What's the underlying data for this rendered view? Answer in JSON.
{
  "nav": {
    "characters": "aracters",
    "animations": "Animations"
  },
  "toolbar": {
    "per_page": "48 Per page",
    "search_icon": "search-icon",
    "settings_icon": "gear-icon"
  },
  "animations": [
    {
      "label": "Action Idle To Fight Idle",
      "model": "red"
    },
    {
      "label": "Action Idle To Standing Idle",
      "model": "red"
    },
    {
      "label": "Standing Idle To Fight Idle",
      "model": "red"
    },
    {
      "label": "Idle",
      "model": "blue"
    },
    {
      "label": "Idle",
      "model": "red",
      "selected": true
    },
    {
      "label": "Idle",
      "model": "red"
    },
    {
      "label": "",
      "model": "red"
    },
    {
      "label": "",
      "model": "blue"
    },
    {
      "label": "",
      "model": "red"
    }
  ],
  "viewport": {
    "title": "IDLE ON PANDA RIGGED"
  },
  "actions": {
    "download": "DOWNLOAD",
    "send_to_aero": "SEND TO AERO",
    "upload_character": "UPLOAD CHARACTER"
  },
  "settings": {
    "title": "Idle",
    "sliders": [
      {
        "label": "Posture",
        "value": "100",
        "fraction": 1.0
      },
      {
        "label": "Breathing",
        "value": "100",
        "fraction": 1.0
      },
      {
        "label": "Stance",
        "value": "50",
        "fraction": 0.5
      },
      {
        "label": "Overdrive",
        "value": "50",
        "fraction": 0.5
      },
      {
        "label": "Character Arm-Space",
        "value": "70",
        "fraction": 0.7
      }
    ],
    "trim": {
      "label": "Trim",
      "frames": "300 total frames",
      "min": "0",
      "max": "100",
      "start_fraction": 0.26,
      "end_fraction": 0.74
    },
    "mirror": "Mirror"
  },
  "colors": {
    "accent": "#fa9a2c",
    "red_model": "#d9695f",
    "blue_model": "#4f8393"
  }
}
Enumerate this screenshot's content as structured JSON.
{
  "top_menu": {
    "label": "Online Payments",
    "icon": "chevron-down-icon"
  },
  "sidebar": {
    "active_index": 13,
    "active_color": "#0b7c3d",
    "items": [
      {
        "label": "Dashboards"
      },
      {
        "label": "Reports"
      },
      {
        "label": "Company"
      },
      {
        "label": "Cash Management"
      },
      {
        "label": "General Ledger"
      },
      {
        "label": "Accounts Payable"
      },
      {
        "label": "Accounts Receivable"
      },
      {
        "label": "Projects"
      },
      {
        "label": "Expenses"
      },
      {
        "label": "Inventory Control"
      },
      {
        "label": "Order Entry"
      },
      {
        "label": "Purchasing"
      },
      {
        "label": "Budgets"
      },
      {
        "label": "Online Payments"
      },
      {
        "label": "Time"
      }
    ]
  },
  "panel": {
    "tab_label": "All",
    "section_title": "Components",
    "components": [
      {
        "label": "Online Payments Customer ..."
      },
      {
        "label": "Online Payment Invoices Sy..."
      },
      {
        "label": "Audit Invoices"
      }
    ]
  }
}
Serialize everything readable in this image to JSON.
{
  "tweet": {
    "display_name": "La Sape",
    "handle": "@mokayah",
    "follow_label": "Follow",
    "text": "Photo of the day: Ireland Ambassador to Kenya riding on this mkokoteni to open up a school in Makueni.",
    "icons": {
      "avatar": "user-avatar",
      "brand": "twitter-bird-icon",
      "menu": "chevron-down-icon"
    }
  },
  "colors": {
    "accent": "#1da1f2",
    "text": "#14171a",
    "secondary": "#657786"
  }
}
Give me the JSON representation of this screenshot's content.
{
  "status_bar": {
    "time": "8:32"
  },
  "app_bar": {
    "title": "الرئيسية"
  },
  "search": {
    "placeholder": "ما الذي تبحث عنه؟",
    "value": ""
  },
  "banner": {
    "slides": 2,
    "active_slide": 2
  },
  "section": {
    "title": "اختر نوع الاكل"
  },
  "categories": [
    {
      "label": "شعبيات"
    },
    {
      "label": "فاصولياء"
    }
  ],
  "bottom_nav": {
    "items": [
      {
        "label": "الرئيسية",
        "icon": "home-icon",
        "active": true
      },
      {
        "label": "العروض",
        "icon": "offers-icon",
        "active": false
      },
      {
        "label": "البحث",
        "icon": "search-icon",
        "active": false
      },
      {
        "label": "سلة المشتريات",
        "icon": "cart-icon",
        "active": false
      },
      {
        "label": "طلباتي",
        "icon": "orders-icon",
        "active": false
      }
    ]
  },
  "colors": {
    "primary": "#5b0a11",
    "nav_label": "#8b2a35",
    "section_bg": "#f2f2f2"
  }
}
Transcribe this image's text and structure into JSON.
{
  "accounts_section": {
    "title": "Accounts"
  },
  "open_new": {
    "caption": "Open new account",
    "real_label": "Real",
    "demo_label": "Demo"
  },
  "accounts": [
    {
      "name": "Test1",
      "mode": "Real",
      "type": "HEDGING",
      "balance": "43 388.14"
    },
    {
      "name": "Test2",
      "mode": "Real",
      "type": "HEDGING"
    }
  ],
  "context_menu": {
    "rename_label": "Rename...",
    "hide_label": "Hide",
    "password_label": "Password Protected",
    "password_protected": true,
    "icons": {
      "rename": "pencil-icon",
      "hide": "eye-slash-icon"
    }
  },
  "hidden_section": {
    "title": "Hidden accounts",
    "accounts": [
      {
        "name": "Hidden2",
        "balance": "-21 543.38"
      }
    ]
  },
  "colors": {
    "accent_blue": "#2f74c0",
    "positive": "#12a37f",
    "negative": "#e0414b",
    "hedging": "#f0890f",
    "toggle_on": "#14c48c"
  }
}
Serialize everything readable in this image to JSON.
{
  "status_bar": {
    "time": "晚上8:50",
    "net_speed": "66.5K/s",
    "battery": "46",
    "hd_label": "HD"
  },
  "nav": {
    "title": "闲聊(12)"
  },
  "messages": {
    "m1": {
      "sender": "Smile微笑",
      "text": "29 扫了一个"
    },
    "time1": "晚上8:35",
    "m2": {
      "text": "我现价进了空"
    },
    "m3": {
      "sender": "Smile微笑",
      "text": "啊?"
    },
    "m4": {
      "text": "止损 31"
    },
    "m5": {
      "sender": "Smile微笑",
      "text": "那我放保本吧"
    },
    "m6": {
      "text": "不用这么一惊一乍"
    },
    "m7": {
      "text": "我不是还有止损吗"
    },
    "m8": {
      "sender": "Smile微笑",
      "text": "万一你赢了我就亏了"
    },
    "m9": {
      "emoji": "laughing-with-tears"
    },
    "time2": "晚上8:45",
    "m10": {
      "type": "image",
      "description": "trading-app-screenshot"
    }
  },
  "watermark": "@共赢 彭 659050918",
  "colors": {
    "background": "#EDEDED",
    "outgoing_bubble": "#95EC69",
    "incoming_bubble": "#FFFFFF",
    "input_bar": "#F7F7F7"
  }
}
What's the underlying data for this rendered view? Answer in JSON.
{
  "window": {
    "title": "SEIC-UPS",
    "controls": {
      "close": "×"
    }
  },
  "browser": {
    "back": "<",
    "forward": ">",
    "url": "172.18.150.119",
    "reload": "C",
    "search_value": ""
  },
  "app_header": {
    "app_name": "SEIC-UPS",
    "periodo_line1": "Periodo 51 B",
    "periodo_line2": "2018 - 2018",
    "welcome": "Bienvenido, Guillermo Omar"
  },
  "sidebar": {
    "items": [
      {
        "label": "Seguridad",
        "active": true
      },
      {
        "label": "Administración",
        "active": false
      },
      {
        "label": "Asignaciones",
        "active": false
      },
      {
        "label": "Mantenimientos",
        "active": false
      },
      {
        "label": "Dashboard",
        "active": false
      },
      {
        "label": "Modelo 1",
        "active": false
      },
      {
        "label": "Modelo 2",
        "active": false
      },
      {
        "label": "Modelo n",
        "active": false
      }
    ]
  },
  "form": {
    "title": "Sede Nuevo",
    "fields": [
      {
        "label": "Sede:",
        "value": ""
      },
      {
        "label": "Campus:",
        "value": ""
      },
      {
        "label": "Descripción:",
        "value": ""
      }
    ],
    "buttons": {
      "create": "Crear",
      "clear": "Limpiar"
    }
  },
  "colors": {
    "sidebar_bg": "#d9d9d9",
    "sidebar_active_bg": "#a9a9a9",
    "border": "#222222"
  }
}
· · ·
• Task goal
Out of the material above, gather each line where "chevron" appears.

• The output
    "icon": "chevron-down-icon"
      "menu": "chevron-down-icon"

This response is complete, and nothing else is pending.